The exercise >>
Restate the whole listing exactly.

Raw records:
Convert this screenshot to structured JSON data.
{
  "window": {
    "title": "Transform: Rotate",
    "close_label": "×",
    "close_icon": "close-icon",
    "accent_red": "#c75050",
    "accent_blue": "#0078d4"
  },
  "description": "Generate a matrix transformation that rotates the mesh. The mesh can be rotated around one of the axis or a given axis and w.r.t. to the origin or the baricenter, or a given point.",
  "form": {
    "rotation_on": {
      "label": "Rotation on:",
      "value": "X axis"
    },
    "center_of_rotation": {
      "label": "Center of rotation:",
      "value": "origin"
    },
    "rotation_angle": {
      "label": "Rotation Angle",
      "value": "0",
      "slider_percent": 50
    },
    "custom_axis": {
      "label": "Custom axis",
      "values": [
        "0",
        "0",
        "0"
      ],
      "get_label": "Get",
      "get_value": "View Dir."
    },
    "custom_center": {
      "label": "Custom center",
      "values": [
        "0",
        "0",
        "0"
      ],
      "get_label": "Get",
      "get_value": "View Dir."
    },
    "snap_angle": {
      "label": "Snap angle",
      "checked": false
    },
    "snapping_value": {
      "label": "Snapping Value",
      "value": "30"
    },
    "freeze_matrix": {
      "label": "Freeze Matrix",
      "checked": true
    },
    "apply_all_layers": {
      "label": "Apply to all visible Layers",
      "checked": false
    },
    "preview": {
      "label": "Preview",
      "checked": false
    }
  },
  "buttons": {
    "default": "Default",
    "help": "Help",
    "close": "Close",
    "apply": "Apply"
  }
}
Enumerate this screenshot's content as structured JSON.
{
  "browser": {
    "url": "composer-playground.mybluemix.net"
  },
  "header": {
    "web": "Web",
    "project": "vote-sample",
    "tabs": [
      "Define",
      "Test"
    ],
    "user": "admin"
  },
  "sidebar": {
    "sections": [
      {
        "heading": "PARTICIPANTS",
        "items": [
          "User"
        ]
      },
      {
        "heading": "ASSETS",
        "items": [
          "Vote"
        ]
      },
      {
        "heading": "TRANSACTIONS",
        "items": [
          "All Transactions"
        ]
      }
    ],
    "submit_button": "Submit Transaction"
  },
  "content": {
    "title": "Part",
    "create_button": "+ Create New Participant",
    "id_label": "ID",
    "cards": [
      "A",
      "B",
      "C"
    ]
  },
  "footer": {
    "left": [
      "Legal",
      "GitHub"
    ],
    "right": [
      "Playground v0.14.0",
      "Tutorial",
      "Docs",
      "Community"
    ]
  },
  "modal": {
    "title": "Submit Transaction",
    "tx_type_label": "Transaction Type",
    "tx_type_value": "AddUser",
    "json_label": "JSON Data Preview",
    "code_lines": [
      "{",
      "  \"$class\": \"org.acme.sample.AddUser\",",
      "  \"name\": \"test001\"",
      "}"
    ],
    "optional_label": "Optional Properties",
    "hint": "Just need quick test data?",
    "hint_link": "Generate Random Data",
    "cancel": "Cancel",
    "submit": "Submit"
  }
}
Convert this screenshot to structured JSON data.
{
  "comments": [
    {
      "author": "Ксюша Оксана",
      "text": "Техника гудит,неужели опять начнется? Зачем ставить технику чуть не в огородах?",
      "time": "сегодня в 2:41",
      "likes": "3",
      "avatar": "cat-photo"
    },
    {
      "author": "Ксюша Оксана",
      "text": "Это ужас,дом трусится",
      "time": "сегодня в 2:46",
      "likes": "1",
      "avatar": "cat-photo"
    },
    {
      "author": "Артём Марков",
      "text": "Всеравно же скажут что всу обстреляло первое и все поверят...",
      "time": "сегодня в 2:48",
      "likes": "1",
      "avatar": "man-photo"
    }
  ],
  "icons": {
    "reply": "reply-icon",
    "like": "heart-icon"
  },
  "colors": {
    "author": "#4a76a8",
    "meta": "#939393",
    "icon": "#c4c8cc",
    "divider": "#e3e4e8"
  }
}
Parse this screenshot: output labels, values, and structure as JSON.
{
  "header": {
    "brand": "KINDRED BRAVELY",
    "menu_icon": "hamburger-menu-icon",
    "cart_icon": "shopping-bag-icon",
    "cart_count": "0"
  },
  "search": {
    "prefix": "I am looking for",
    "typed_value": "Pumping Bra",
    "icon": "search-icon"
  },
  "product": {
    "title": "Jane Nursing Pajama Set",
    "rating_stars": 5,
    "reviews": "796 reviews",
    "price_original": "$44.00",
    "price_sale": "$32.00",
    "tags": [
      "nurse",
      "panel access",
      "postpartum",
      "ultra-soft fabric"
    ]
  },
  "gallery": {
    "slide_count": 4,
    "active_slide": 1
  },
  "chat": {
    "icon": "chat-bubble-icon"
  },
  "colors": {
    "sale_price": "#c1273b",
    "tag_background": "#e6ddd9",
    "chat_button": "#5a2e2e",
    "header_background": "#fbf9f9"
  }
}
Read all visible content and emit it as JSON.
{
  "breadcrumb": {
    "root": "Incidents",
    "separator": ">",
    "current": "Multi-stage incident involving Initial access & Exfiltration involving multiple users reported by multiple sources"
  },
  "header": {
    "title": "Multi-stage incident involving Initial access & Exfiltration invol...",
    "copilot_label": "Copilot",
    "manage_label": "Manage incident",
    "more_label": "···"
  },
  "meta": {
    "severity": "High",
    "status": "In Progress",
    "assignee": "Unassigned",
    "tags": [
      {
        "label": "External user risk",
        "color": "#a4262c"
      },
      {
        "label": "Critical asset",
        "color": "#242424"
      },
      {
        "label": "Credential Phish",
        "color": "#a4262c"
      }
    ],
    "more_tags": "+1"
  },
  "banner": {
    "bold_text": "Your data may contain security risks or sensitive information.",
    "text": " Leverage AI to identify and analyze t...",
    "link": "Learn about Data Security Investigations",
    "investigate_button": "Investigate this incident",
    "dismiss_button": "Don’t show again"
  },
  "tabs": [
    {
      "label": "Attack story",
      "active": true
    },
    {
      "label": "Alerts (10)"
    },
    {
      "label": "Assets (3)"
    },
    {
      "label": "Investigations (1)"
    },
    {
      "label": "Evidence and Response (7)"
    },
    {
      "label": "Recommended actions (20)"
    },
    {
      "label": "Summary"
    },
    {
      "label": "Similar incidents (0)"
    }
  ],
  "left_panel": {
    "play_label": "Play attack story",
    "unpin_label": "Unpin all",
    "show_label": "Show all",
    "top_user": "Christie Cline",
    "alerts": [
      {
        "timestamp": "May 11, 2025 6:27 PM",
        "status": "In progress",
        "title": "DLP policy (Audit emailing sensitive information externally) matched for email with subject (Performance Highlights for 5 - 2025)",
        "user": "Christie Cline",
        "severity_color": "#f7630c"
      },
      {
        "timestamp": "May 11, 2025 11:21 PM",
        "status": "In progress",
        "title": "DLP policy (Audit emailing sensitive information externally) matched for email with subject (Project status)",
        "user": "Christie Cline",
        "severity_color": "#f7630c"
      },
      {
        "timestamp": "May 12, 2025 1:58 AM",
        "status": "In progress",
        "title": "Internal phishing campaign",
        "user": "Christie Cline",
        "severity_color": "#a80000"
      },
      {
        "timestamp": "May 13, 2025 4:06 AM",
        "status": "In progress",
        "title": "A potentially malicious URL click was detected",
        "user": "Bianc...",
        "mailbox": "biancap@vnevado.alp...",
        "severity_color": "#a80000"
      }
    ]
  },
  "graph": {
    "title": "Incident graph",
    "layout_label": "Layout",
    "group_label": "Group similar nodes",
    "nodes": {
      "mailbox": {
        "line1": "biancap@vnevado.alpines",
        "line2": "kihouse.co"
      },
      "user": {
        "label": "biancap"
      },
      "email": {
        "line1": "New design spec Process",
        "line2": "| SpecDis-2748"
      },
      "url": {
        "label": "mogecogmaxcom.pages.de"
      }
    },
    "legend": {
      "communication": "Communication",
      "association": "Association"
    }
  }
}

Task response >>
Convert this screenshot to structured JSON data.
{
  "window": {
    "title": "Transform: Rotate",
    "close_label": "×",
    "close_icon": "close-icon",
    "accent_red": "#c75050",
    "accent_blue": "#0078d4"
  },
  "description": "Generate a matrix transformation that rotates the mesh. The mesh can be rotated around one of the axis or a given axis and w.r.t. to the origin or the baricenter, or a given point.",
  "form": {
    "rotation_on": {
      "label": "Rotation on:",
      "value": "X axis"
    },
    "center_of_rotation": {
      "label": "Center of rotation:",
      "value": "origin"
    },
    "rotation_angle": {
      "label": "Rotation Angle",
      "value": "0",
      "slider_percent": 50
    },
    "custom_axis": {
      "label": "Custom axis",
      "values": [
        "0",
        "0",
        "0"
      ],
      "get_label": "Get",
      "get_value": "View Dir."
    },
    "custom_center": {
      "label": "Custom center",
      "values": [
        "0",
        "0",
        "0"
      ],
      "get_label": "Get",
      "get_value": "View Dir."
    },
    "snap_angle": {
      "label": "Snap angle",
      "checked": false
    },
    "snapping_value": {
      "label": "Snapping Value",
      "value": "30"
    },
    "freeze_matrix": {
      "label": "Freeze Matrix",
      "checked": true
    },
    "apply_all_layers": {
      "label": "Apply to all visible Layers",
      "checked": false
    },
    "preview": {
      "label": "Preview",
      "checked": false
    }
  },
  "buttons": {
    "default": "Default",
    "help": "Help",
    "close": "Close",
    "apply": "Apply"
  }
}
Enumerate this screenshot's content as structured JSON.
{
  "browser": {
    "url": "composer-playground.mybluemix.net"
  },
  "header": {
    "web": "Web",
    "project": "vote-sample",
    "tabs": [
      "Define",
      "Test"
    ],
    "user": "admin"
  },
  "sidebar": {
    "sections": [
      {
        "heading": "PARTICIPANTS",
        "items": [
          "User"
        ]
      },
      {
        "heading": "ASSETS",
        "items": [
          "Vote"
        ]
      },
      {
        "heading": "TRANSACTIONS",
        "items": [
          "All Transactions"
        ]
      }
    ],
    "submit_button": "Submit Transaction"
  },
  "content": {
    "title": "Part",
    "create_button": "+ Create New Participant",
    "id_label": "ID",
    "cards": [
      "A",
      "B",
      "C"
    ]
  },
  "footer": {
    "left": [
      "Legal",
      "GitHub"
    ],
    "right": [
      "Playground v0.14.0",
      "Tutorial",
      "Docs",
      "Community"
    ]
  },
  "modal": {
    "title": "Submit Transaction",
    "tx_type_label": "Transaction Type",
    "tx_type_value": "AddUser",
    "json_label": "JSON Data Preview",
    "code_lines": [
      "{",
      "  \"$class\": \"org.acme.sample.AddUser\",",
      "  \"name\": \"test001\"",
      "}"
    ],
    "optional_label": "Optional Properties",
    "hint": "Just need quick test data?",
    "hint_link": "Generate Random Data",
    "cancel": "Cancel",
    "submit": "Submit"
  }
}
Convert this screenshot to structured JSON data.
{
  "comments": [
    {
      "author": "Ксюша Оксана",
      "text": "Техника гудит,неужели опять начнется? Зачем ставить технику чуть не в огородах?",
      "time": "сегодня в 2:41",
      "likes": "3",
      "avatar": "cat-photo"
    },
    {
      "author": "Ксюша Оксана",
      "text": "Это ужас,дом трусится",
      "time": "сегодня в 2:46",
      "likes": "1",
      "avatar": "cat-photo"
    },
    {
      "author": "Артём Марков",
      "text": "Всеравно же скажут что всу обстреляло первое и все поверят...",
      "time": "сегодня в 2:48",
      "likes": "1",
      "avatar": "man-photo"
    }
  ],
  "icons": {
    "reply": "reply-icon",
    "like": "heart-icon"
  },
  "colors": {
    "author": "#4a76a8",
    "meta": "#939393",
    "icon": "#c4c8cc",
    "divider": "#e3e4e8"
  }
}
Parse this screenshot: output labels, values, and structure as JSON.
{
  "header": {
    "brand": "KINDRED BRAVELY",
    "menu_icon": "hamburger-menu-icon",
    "cart_icon": "shopping-bag-icon",
    "cart_count": "0"
  },
  "search": {
    "prefix": "I am looking for",
    "typed_value": "Pumping Bra",
    "icon": "search-icon"
  },
  "product": {
    "title": "Jane Nursing Pajama Set",
    "rating_stars": 5,
    "reviews": "796 reviews",
    "price_original": "$44.00",
    "price_sale": "$32.00",
    "tags": [
      "nurse",
      "panel access",
      "postpartum",
      "ultra-soft fabric"
    ]
  },
  "gallery": {
    "slide_count": 4,
    "active_slide": 1
  },
  "chat": {
    "icon": "chat-bubble-icon"
  },
  "colors": {
    "sale_price": "#c1273b",
    "tag_background": "#e6ddd9",
    "chat_button": "#5a2e2e",
    "header_background": "#fbf9f9"
  }
}
Read all visible content and emit it as JSON.
{
  "breadcrumb": {
    "root": "Incidents",
    "separator": ">",
    "current": "Multi-stage incident involving Initial access & Exfiltration involving multiple users reported by multiple sources"
  },
  "header": {
    "title": "Multi-stage incident involving Initial access & Exfiltration invol...",
    "copilot_label": "Copilot",
    "manage_label": "Manage incident",
    "more_label": "···"
  },
  "meta": {
    "severity": "High",
    "status": "In Progress",
    "assignee": "Unassigned",
    "tags": [
      {
        "label": "External user risk",
        "color": "#a4262c"
      },
      {
        "label": "Critical asset",
        "color": "#242424"
      },
      {
        "label": "Credential Phish",
        "color": "#a4262c"
      }
    ],
    "more_tags": "+1"
  },
  "banner": {
    "bold_text": "Your data may contain security risks or sensitive information.",
    "text": " Leverage AI to identify and analyze t...",
    "link": "Learn about Data Security Investigations",
    "investigate_button": "Investigate this incident",
    "dismiss_button": "Don’t show again"
  },
  "tabs": [
    {
      "label": "Attack story",
      "active": true
    },
    {
      "label": "Alerts (10)"
    },
    {
      "label": "Assets (3)"
    },
    {
      "label": "Investigations (1)"
    },
    {
      "label": "Evidence and Response (7)"
    },
    {
      "label": "Recommended actions (20)"
    },
    {
      "label": "Summary"
    },
    {
      "label": "Similar incidents (0)"
    }
  ],
  "left_panel": {
    "play_label": "Play attack story",
    "unpin_label": "Unpin all",
    "show_label": "Show all",
    "top_user": "Christie Cline",
    "alerts": [
      {
        "timestamp": "May 11, 2025 6:27 PM",
        "status": "In progress",
        "title": "DLP policy (Audit emailing sensitive information externally) matched for email with subject (Performance Highlights for 5 - 2025)",
        "user": "Christie Cline",
        "severity_color": "#f7630c"
      },
      {
        "timestamp": "May 11, 2025 11:21 PM",
        "status": "In progress",
        "title": "DLP policy (Audit emailing sensitive information externally) matched for email with subject (Project status)",
        "user": "Christie Cline",
        "severity_color": "#f7630c"
      },
      {
        "timestamp": "May 12, 2025 1:58 AM",
        "status": "In progress",
        "title": "Internal phishing campaign",
        "user": "Christie Cline",
        "severity_color": "#a80000"
      },
      {
        "timestamp": "May 13, 2025 4:06 AM",
        "status": "In progress",
        "title": "A potentially malicious URL click was detected",
        "user": "Bianc...",
        "mailbox": "biancap@vnevado.alp...",
        "severity_color": "#a80000"
      }
    ]
  },
  "graph": {
    "title": "Incident graph",
    "layout_label": "Layout",
    "group_label": "Group similar nodes",
    "nodes": {
      "mailbox": {
        "line1": "biancap@vnevado.alpines",
        "line2": "kihouse.co"
      },
      "user": {
        "label": "biancap"
      },
      "email": {
        "line1": "New design spec Process",
        "line2": "| SpecDis-2748"
      },
      "url": {
        "label": "mogecogmaxcom.pages.de"
      }
    },
    "legend": {
      "communication": "Communication",
      "association": "Association"
    }
  }
}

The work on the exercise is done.